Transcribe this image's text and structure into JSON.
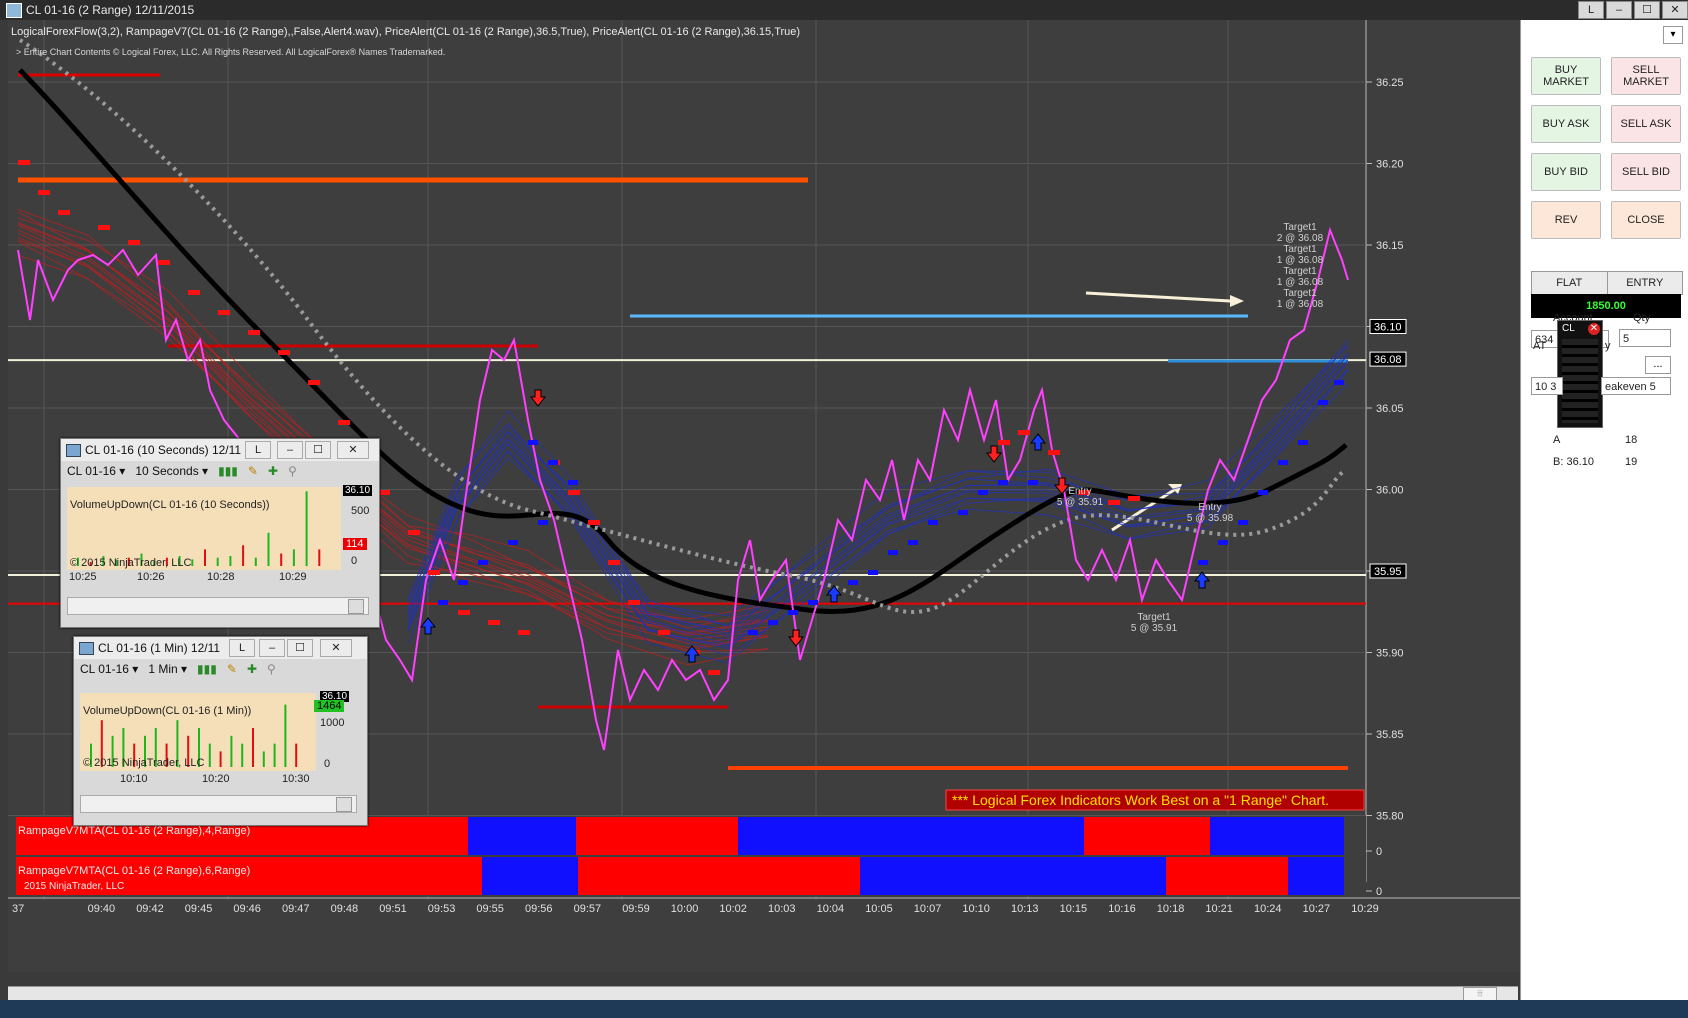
{
  "window": {
    "title": "CL 01-16 (2 Range)  12/11/2015",
    "buttons": [
      "L",
      "–",
      "☐",
      "✕"
    ]
  },
  "chart": {
    "indicators_line": "LogicalForexFlow(3,2),  RampageV7(CL 01-16 (2 Range),,False,Alert4.wav), PriceAlert(CL 01-16 (2 Range),36.5,True), PriceAlert(CL 01-16 (2 Range),36.15,True)",
    "copyright_line": "> Entire Chart Contents © Logical Forex, LLC. All Rights Reserved. All LogicalForex® Names Trademarked.",
    "promo_text": "*** Logical Forex Indicators Work Best on a \"1 Range\" Chart.",
    "price_axis": [
      "36.25",
      "36.20",
      "36.15",
      "36.10",
      "36.05",
      "36.00",
      "35.95",
      "35.90",
      "35.85",
      "35.80"
    ],
    "price_tags": [
      {
        "label": "36.10",
        "price": 36.1
      },
      {
        "label": "36.08",
        "price": 36.08
      },
      {
        "label": "35.95",
        "price": 35.95
      }
    ],
    "time_axis": [
      "37",
      "09:40",
      "09:42",
      "09:45",
      "09:46",
      "09:47",
      "09:48",
      "09:51",
      "09:53",
      "09:55",
      "09:56",
      "09:57",
      "09:59",
      "10:00",
      "10:02",
      "10:03",
      "10:04",
      "10:05",
      "10:07",
      "10:10",
      "10:13",
      "10:15",
      "10:16",
      "10:18",
      "10:21",
      "10:24",
      "10:27",
      "10:29"
    ],
    "annotations": [
      {
        "lines": [
          "Target1",
          "2 @ 36.08",
          "Target1",
          "1 @ 36.08",
          "Target1",
          "1 @ 36.08",
          "Target1",
          "1 @ 36.08"
        ]
      },
      {
        "lines": [
          "Entry",
          "5 @ 35.91"
        ]
      },
      {
        "lines": [
          "Entry",
          "5 @ 35.98"
        ]
      },
      {
        "lines": [
          "Target1",
          "5 @ 35.91"
        ]
      }
    ],
    "panel1_label": "RampageV7MTA(CL 01-16 (2 Range),4,Range)",
    "panel2_label": "RampageV7MTA(CL 01-16 (2 Range),6,Range)",
    "panel2_copyright": "2015 NinjaTrader, LLC",
    "panel_zero": "0",
    "colors": {
      "up": "#1010ff",
      "down": "#ff0000",
      "price": "#ff33ff",
      "bg": "#3e3e3e"
    }
  },
  "mini1": {
    "title": "CL 01-16 (10 Seconds)  12/11",
    "instrument": "CL 01-16",
    "interval": "10 Seconds",
    "indicator": "VolumeUpDown(CL 01-16 (10 Seconds))",
    "copyright": "© 2015 NinjaTrader, LLC",
    "axis": [
      "500",
      "0"
    ],
    "tag": "114",
    "top_tag": "36.10",
    "times": [
      "10:25",
      "10:26",
      "10:28",
      "10:29"
    ]
  },
  "mini2": {
    "title": "CL 01-16 (1 Min)  12/11",
    "instrument": "CL 01-16",
    "interval": "1 Min",
    "indicator": "VolumeUpDown(CL 01-16 (1 Min))",
    "copyright": "© 2015 NinjaTrader, LLC",
    "axis": [
      "1000",
      "0"
    ],
    "tag": "1464",
    "top_tag": "36.10",
    "times": [
      "10:10",
      "10:20",
      "10:30"
    ]
  },
  "order_panel": {
    "buy_market": "BUY MARKET",
    "sell_market": "SELL MARKET",
    "buy_ask": "BUY ASK",
    "sell_ask": "SELL ASK",
    "buy_bid": "BUY BID",
    "sell_bid": "SELL BID",
    "rev": "REV",
    "close": "CLOSE",
    "flat": "FLAT",
    "entry": "ENTRY",
    "pnl": "1850.00",
    "account_label": "Account",
    "account_value": "634",
    "qty_label": "Qty",
    "qty_value": "5",
    "atm_label": "AT",
    "atm_suffix": "y",
    "atm_button": "...",
    "strategy_prefix": "10 3",
    "strategy_value": "eakeven 5",
    "ask_label": "A",
    "ask_size": "18",
    "bid_label": "B: 36.10",
    "bid_size": "19",
    "ladder_label": "CL"
  },
  "scroll": {
    "right_button": "⦙⦙⦙"
  }
}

**OBJECTIVE**
Copy out the data above exactly, except the pictures.

**SOLUTION BELOW**
Transcribe this image's text and structure into JSON.
{
  "window": {
    "title": "CL 01-16 (2 Range)  12/11/2015",
    "buttons": [
      "L",
      "–",
      "☐",
      "✕"
    ]
  },
  "chart": {
    "indicators_line": "LogicalForexFlow(3,2),  RampageV7(CL 01-16 (2 Range),,False,Alert4.wav), PriceAlert(CL 01-16 (2 Range),36.5,True), PriceAlert(CL 01-16 (2 Range),36.15,True)",
    "copyright_line": "> Entire Chart Contents © Logical Forex, LLC. All Rights Reserved. All LogicalForex® Names Trademarked.",
    "promo_text": "*** Logical Forex Indicators Work Best on a \"1 Range\" Chart.",
    "price_axis": [
      "36.25",
      "36.20",
      "36.15",
      "36.10",
      "36.05",
      "36.00",
      "35.95",
      "35.90",
      "35.85",
      "35.80"
    ],
    "price_tags": [
      {
        "label": "36.10",
        "price": 36.1
      },
      {
        "label": "36.08",
        "price": 36.08
      },
      {
        "label": "35.95",
        "price": 35.95
      }
    ],
    "time_axis": [
      "37",
      "09:40",
      "09:42",
      "09:45",
      "09:46",
      "09:47",
      "09:48",
      "09:51",
      "09:53",
      "09:55",
      "09:56",
      "09:57",
      "09:59",
      "10:00",
      "10:02",
      "10:03",
      "10:04",
      "10:05",
      "10:07",
      "10:10",
      "10:13",
      "10:15",
      "10:16",
      "10:18",
      "10:21",
      "10:24",
      "10:27",
      "10:29"
    ],
    "annotations": [
      {
        "lines": [
          "Target1",
          "2 @ 36.08",
          "Target1",
          "1 @ 36.08",
          "Target1",
          "1 @ 36.08",
          "Target1",
          "1 @ 36.08"
        ]
      },
      {
        "lines": [
          "Entry",
          "5 @ 35.91"
        ]
      },
      {
        "lines": [
          "Entry",
          "5 @ 35.98"
        ]
      },
      {
        "lines": [
          "Target1",
          "5 @ 35.91"
        ]
      }
    ],
    "panel1_label": "RampageV7MTA(CL 01-16 (2 Range),4,Range)",
    "panel2_label": "RampageV7MTA(CL 01-16 (2 Range),6,Range)",
    "panel2_copyright": "2015 NinjaTrader, LLC",
    "panel_zero": "0",
    "colors": {
      "up": "#1010ff",
      "down": "#ff0000",
      "price": "#ff33ff",
      "bg": "#3e3e3e"
    }
  },
  "mini1": {
    "title": "CL 01-16 (10 Seconds)  12/11",
    "instrument": "CL 01-16",
    "interval": "10 Seconds",
    "indicator": "VolumeUpDown(CL 01-16 (10 Seconds))",
    "copyright": "© 2015 NinjaTrader, LLC",
    "axis": [
      "500",
      "0"
    ],
    "tag": "114",
    "top_tag": "36.10",
    "times": [
      "10:25",
      "10:26",
      "10:28",
      "10:29"
    ]
  },
  "mini2": {
    "title": "CL 01-16 (1 Min)  12/11",
    "instrument": "CL 01-16",
    "interval": "1 Min",
    "indicator": "VolumeUpDown(CL 01-16 (1 Min))",
    "copyright": "© 2015 NinjaTrader, LLC",
    "axis": [
      "1000",
      "0"
    ],
    "tag": "1464",
    "top_tag": "36.10",
    "times": [
      "10:10",
      "10:20",
      "10:30"
    ]
  },
  "order_panel": {
    "buy_market": "BUY MARKET",
    "sell_market": "SELL MARKET",
    "buy_ask": "BUY ASK",
    "sell_ask": "SELL ASK",
    "buy_bid": "BUY BID",
    "sell_bid": "SELL BID",
    "rev": "REV",
    "close": "CLOSE",
    "flat": "FLAT",
    "entry": "ENTRY",
    "pnl": "1850.00",
    "account_label": "Account",
    "account_value": "634",
    "qty_label": "Qty",
    "qty_value": "5",
    "atm_label": "AT",
    "atm_suffix": "y",
    "atm_button": "...",
    "strategy_prefix": "10 3",
    "strategy_value": "eakeven 5",
    "ask_label": "A",
    "ask_size": "18",
    "bid_label": "B: 36.10",
    "bid_size": "19",
    "ladder_label": "CL"
  },
  "scroll": {
    "right_button": "⦙⦙⦙"
  }
}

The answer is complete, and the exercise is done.